What the exercise asks> All lines in the data bearing the string "emission" should be identified and copied.

Given records>
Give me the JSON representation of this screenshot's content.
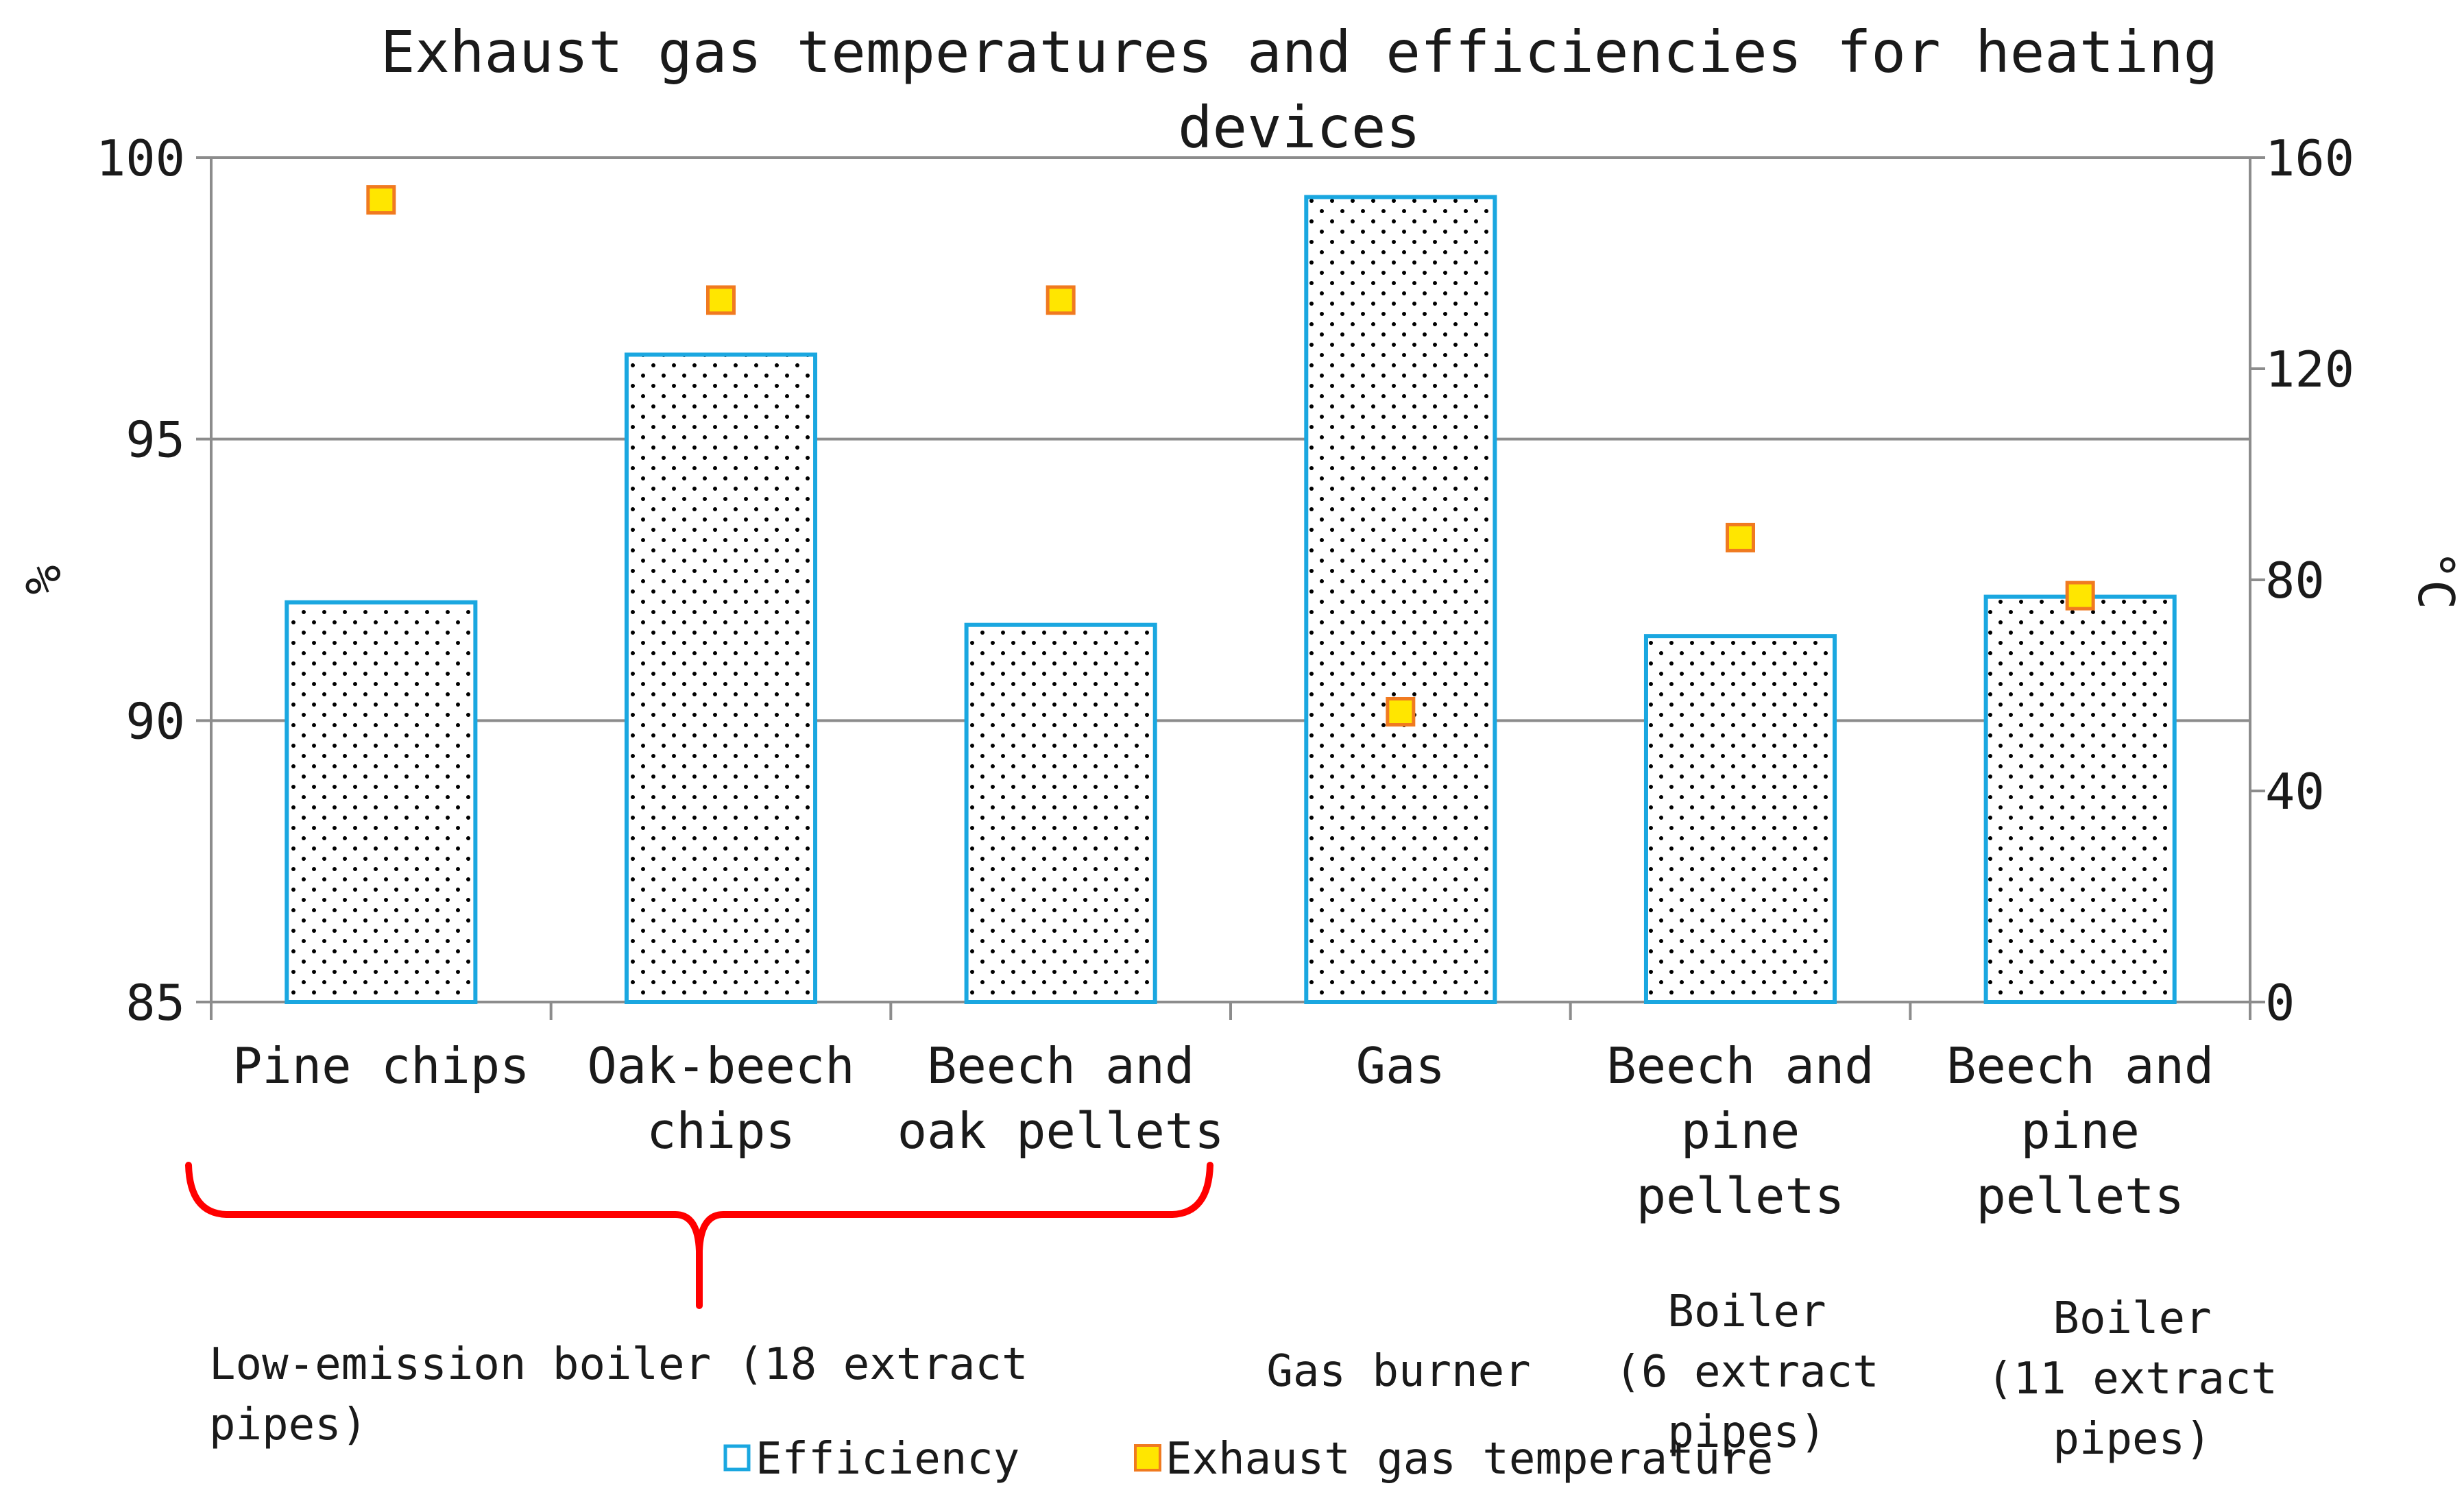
{
  "chart_data": {
    "type": "bar",
    "title": "Exhaust gas temperatures and efficiencies for heating devices",
    "categories": [
      [
        "Pine chips"
      ],
      [
        "Oak-beech",
        "chips"
      ],
      [
        "Beech and",
        "oak pellets"
      ],
      [
        "Gas"
      ],
      [
        "Beech and",
        "pine",
        "pellets"
      ],
      [
        "Beech and",
        "pine",
        "pellets"
      ]
    ],
    "series": [
      {
        "name": "Efficiency",
        "type": "bar",
        "axis": "left",
        "color": "#1aa7e0",
        "values": [
          92.1,
          96.5,
          91.7,
          99.3,
          91.5,
          92.2
        ]
      },
      {
        "name": "Exhaust gas temperature",
        "type": "scatter",
        "axis": "right",
        "color": "#ffe600",
        "edge": "#f07a20",
        "values": [
          152,
          133,
          133,
          55,
          88,
          77
        ]
      }
    ],
    "ylabel": "%",
    "ylim": [
      85,
      100
    ],
    "yticks": [
      "85",
      "90",
      "95",
      "100"
    ],
    "y2label": "°C",
    "y2lim": [
      0,
      160
    ],
    "y2ticks": [
      "0",
      "40",
      "80",
      "120",
      "160"
    ],
    "grid": true,
    "legend_position": "bottom",
    "groups": [
      {
        "label": "Low-emission boiler (18 extract pipes)",
        "lines": [
          "Low-emission boiler (18 extract",
          "pipes)"
        ],
        "brace_color": "#ff0000"
      },
      {
        "label": "Gas burner",
        "lines": [
          "Gas burner"
        ]
      },
      {
        "label": "Boiler (6 extract pipes)",
        "lines": [
          "Boiler",
          "(6 extract",
          "pipes)"
        ]
      },
      {
        "label": "Boiler (11 extract pipes)",
        "lines": [
          "Boiler",
          "(11 extract",
          "pipes)"
        ]
      }
    ]
  }
}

Answer to this task>
        "label": "Low-emission boiler (18 extract pipes)",
          "Low-emission boiler (18 extract",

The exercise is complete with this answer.